**Work to do**
Please give the listing again in its entirety, exactly as written.

──────── Dataset rows ────────

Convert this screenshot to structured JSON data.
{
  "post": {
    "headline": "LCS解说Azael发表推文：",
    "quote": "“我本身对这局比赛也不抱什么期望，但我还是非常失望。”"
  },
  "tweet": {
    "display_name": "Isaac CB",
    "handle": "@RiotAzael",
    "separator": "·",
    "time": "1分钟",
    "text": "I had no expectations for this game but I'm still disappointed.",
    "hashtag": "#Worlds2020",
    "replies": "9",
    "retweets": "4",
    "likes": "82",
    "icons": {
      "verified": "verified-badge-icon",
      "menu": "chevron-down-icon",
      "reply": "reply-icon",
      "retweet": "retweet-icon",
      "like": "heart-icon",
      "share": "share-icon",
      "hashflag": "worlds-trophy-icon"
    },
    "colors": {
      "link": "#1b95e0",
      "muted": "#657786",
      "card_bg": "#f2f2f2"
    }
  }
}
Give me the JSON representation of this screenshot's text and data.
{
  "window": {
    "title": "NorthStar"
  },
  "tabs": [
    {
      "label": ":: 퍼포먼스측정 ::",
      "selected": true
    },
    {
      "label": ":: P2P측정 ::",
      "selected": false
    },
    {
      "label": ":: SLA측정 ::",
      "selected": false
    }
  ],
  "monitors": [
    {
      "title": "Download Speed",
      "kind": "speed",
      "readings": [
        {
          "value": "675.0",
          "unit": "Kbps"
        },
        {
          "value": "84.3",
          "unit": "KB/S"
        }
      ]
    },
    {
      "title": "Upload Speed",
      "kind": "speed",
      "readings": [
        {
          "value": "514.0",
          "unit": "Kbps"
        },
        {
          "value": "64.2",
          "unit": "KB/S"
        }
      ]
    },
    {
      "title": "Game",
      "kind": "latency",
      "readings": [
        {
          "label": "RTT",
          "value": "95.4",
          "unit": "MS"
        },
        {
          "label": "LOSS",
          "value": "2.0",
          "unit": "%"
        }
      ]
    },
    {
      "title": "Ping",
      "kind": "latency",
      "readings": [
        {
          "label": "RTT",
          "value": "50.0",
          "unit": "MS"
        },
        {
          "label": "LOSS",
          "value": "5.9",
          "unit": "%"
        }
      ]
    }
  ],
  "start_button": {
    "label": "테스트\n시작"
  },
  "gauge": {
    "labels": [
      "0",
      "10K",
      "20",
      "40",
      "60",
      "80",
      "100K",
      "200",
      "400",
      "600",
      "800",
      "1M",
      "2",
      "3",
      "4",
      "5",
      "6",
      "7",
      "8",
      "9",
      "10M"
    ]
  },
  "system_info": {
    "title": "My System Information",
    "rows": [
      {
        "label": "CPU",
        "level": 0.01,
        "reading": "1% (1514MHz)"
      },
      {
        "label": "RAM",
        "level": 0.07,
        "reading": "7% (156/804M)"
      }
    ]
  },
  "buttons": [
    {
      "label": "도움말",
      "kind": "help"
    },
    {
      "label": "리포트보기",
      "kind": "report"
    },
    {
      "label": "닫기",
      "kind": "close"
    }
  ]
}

────────

**Exercise response**
Convert this screenshot to structured JSON data.
{
  "post": {
    "headline": "LCS解说Azael发表推文：",
    "quote": "“我本身对这局比赛也不抱什么期望，但我还是非常失望。”"
  },
  "tweet": {
    "display_name": "Isaac CB",
    "handle": "@RiotAzael",
    "separator": "·",
    "time": "1分钟",
    "text": "I had no expectations for this game but I'm still disappointed.",
    "hashtag": "#Worlds2020",
    "replies": "9",
    "retweets": "4",
    "likes": "82",
    "icons": {
      "verified": "verified-badge-icon",
      "menu": "chevron-down-icon",
      "reply": "reply-icon",
      "retweet": "retweet-icon",
      "like": "heart-icon",
      "share": "share-icon",
      "hashflag": "worlds-trophy-icon"
    },
    "colors": {
      "link": "#1b95e0",
      "muted": "#657786",
      "card_bg": "#f2f2f2"
    }
  }
}
Give me the JSON representation of this screenshot's text and data.
{
  "window": {
    "title": "NorthStar"
  },
  "tabs": [
    {
      "label": ":: 퍼포먼스측정 ::",
      "selected": true
    },
    {
      "label": ":: P2P측정 ::",
      "selected": false
    },
    {
      "label": ":: SLA측정 ::",
      "selected": false
    }
  ],
  "monitors": [
    {
      "title": "Download Speed",
      "kind": "speed",
      "readings": [
        {
          "value": "675.0",
          "unit": "Kbps"
        },
        {
          "value": "84.3",
          "unit": "KB/S"
        }
      ]
    },
    {
      "title": "Upload Speed",
      "kind": "speed",
      "readings": [
        {
          "value": "514.0",
          "unit": "Kbps"
        },
        {
          "value": "64.2",
          "unit": "KB/S"
        }
      ]
    },
    {
      "title": "Game",
      "kind": "latency",
      "readings": [
        {
          "label": "RTT",
          "value": "95.4",
          "unit": "MS"
        },
        {
          "label": "LOSS",
          "value": "2.0",
          "unit": "%"
        }
      ]
    },
    {
      "title": "Ping",
      "kind": "latency",
      "readings": [
        {
          "label": "RTT",
          "value": "50.0",
          "unit": "MS"
        },
        {
          "label": "LOSS",
          "value": "5.9",
          "unit": "%"
        }
      ]
    }
  ],
  "start_button": {
    "label": "테스트\n시작"
  },
  "gauge": {
    "labels": [
      "0",
      "10K",
      "20",
      "40",
      "60",
      "80",
      "100K",
      "200",
      "400",
      "600",
      "800",
      "1M",
      "2",
      "3",
      "4",
      "5",
      "6",
      "7",
      "8",
      "9",
      "10M"
    ]
  },
  "system_info": {
    "title": "My System Information",
    "rows": [
      {
        "label": "CPU",
        "level": 0.01,
        "reading": "1% (1514MHz)"
      },
      {
        "label": "RAM",
        "level": 0.07,
        "reading": "7% (156/804M)"
      }
    ]
  },
  "buttons": [
    {
      "label": "도움말",
      "kind": "help"
    },
    {
      "label": "리포트보기",
      "kind": "report"
    },
    {
      "label": "닫기",
      "kind": "close"
    }
  ]
}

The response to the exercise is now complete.